WRITTEN REQUEST 1:
Return these lines from the records without changes, beginning at the line that contains "neuron-node-hidden [590,599,686,695]" and stopping after the line that contains "neuron-node-hidden [1231,772,1327,868]".

IBM DB2®, Microsoft SQL Server, and Oracle all use locks to control jobs that are running concurrently. This article describes what they do, how they differ, and where the problems are. I will cover all the features essential for understanding locking with these three DBMSs. Nonessential features are ignored; instead I will concentrate on automatic row-level locks, under default or common conditions.
A lock is really a temporary record that identifies an item, the transaction using the item, and what the transaction has done or will do to the item (such as reading or writing). The following chart shows how the DBMSs store locks:
IBM | About 250 bytes | Volatile memory |
Microsoft | About 100 bytes | Volatile memory |
Oracle | About 40 bytes | Database page |
The “Location Of Lock Record” column shows an important distinction: DB2 and SQL Server store lock information in a volatile place outside the database (usually RAM or virtual memory), while Oracle keeps an “Interested Transaction List” on the same page in which it stores the row. (Of course this is a simplification; links to details are supplied at the end of this article.)
The DB2/SQL SERVER method of storage is better because:
- It is silly to reserve space in database pages, which are by definition persistent, for data about locks, which are by definition transient.
- It is easy to change information such as “lock type” as the transaction progresses, if it’s in memory. For example, IBM has noted that Oracle can run out of space in a page to store lock data, and that Oracle stores less information about lock type.
The ORACLE method of storage is better because:
- As soon as you access the row’s page, the data about locks is available. DB2 and SQL Server must dynamically maintain a separate storage array, with consequent overhead: more space for pointers, more time to search. Besides, Oracle doesn’t need to distinguish between lock types, because its multi-versioning makes the distinction irrelevant — more on that in the next section.
Lock Types
The three lock types are: Shared (S), Update (U), and Exclusive (X).
FIRST TERMINOLOGY WARNING: IBM sometimes uses the term “Share Lock” but “Shared Lock” is correct.
A transaction typically gets a Shared Lock when it is about to read. If Transaction #1 has a Shared Lock on Row #1, then:
- Transaction #2 can read Row #1 (it is not blocked).
- Transaction #2 can declare an intent to update — that is, it can get an Update lock on Row #1.
- Transaction #2 cannot write Row #1. It is blocked, which means it must wait until Transaction #1 releases the lock.
A transaction typically gets an Update Lock when it is about to read in preparation for a write, as in a data-change statement or as signaled by a query’s FOR UPDATE clause. If Transaction #1 has an Update Lock on Row #1, then:
- Transaction #2 can read Row #1.
- Transaction #2 cannot get an Update Lock on Row #1.

DATA IN THIS EXERCISE:
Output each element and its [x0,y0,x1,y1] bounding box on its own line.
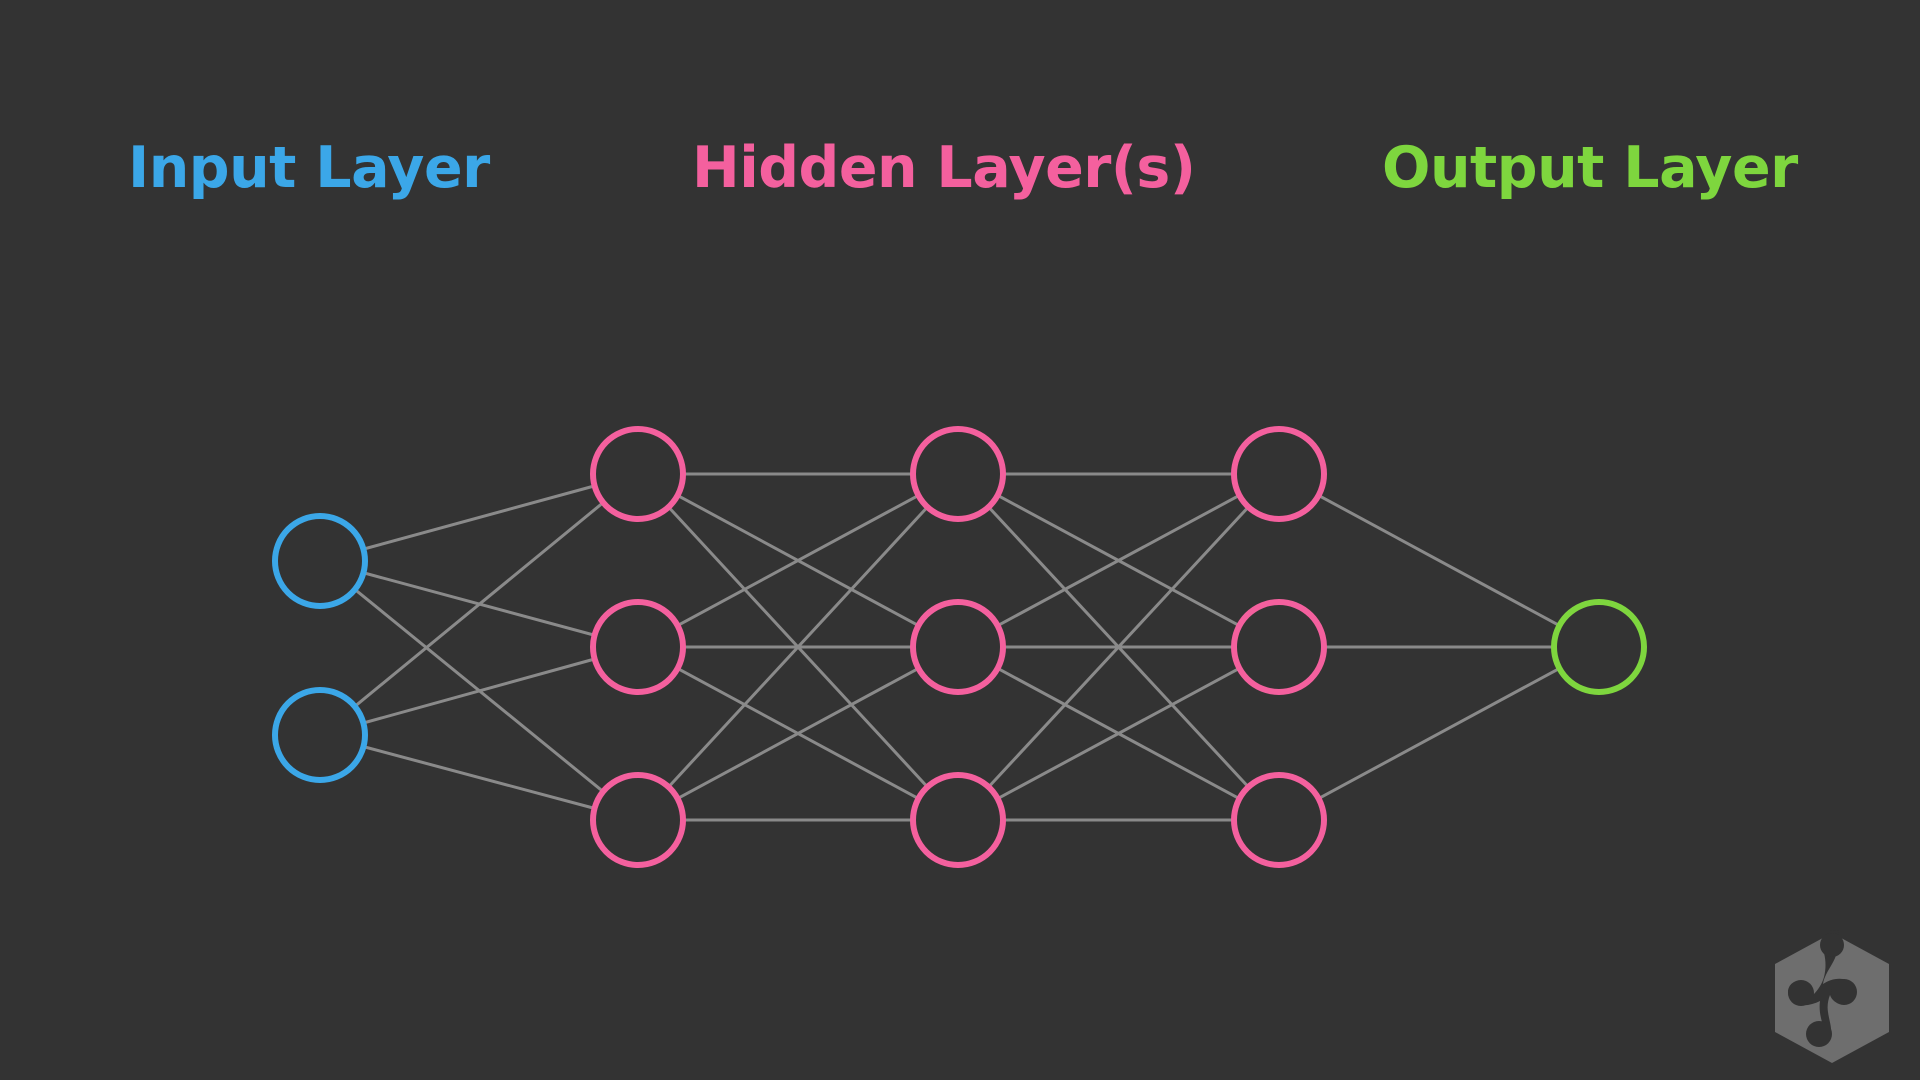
neuron-node-hidden [590,599,686,695]
neuron-node-hidden [590,772,686,868]
layer-label-output: Output Layer [1382,135,1798,201]
connection-edge [996,493,1241,628]
connection-edge [1317,493,1561,628]
connection-edge [676,666,920,801]
neuron-node-input [272,513,368,609]
branch-glyph [1788,930,1857,1047]
neuron-node-input [272,687,368,783]
neuron-node-hidden [910,426,1006,522]
connection-edge [676,493,920,628]
neuron-node-hidden [910,772,1006,868]
layer-label-hidden: Hidden Layer(s) [692,135,1196,201]
connection-edge [987,505,1250,789]
connection-edges [353,472,1561,822]
neuron-node-hidden [910,599,1006,695]
connection-edge [353,501,605,708]
connection-edge [361,657,597,725]
connection-edge [667,505,929,789]
connection-edge [996,666,1241,801]
connection-edge [1317,666,1561,801]
neuron-node-hidden [590,426,686,522]
neuron-node-hidden [1231,599,1327,695]
neuron-node-hidden [1231,772,1327,868]
treehouse-logo-watermark [1775,930,1889,1063]
neuron-node-hidden [1231,426,1327,522]
neuron-nodes [272,426,1647,868]
connection-edge [361,484,597,551]
neuron-node-output [1551,599,1647,695]
connection-edge [361,745,597,810]
layer-label-input: Input Layer [128,135,490,201]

WRITTEN REQUEST 2:
Retype the passage from the article on database locking, beginning at the words "- Transaction #2 can declare" and stopping after the words "read Row #1.".

COMPLETE RESPONSE 1:
neuron-node-hidden [590,599,686,695]
neuron-node-hidden [590,772,686,868]
layer-label-output: Output Layer [1382,135,1798,201]
connection-edge [996,493,1241,628]
connection-edge [1317,493,1561,628]
connection-edge [676,666,920,801]
neuron-node-input [272,513,368,609]
branch-glyph [1788,930,1857,1047]
neuron-node-input [272,687,368,783]
neuron-node-hidden [910,426,1006,522]
connection-edge [676,493,920,628]
neuron-node-hidden [910,772,1006,868]
layer-label-hidden: Hidden Layer(s) [692,135,1196,201]
connection-edge [987,505,1250,789]
connection-edges [353,472,1561,822]
neuron-node-hidden [910,599,1006,695]
connection-edge [353,501,605,708]
connection-edge [361,657,597,725]
connection-edge [667,505,929,789]
connection-edge [996,666,1241,801]
connection-edge [1317,666,1561,801]
neuron-node-hidden [590,426,686,522]
neuron-node-hidden [1231,599,1327,695]
neuron-node-hidden [1231,772,1327,868]

COMPLETE RESPONSE 2:
- Transaction #2 can declare an intent to update — that is, it can get an Update lock on Row #1.
- Transaction #2 cannot write Row #1. It is blocked, which means it must wait until Transaction #1 releases the lock.
A transaction typically gets an Update Lock when it is about to read in preparation for a write, as in a data-change statement or as signaled by a query’s FOR UPDATE clause. If Transaction #1 has an Update Lock on Row #1, then:
- Transaction #2 can read Row #1.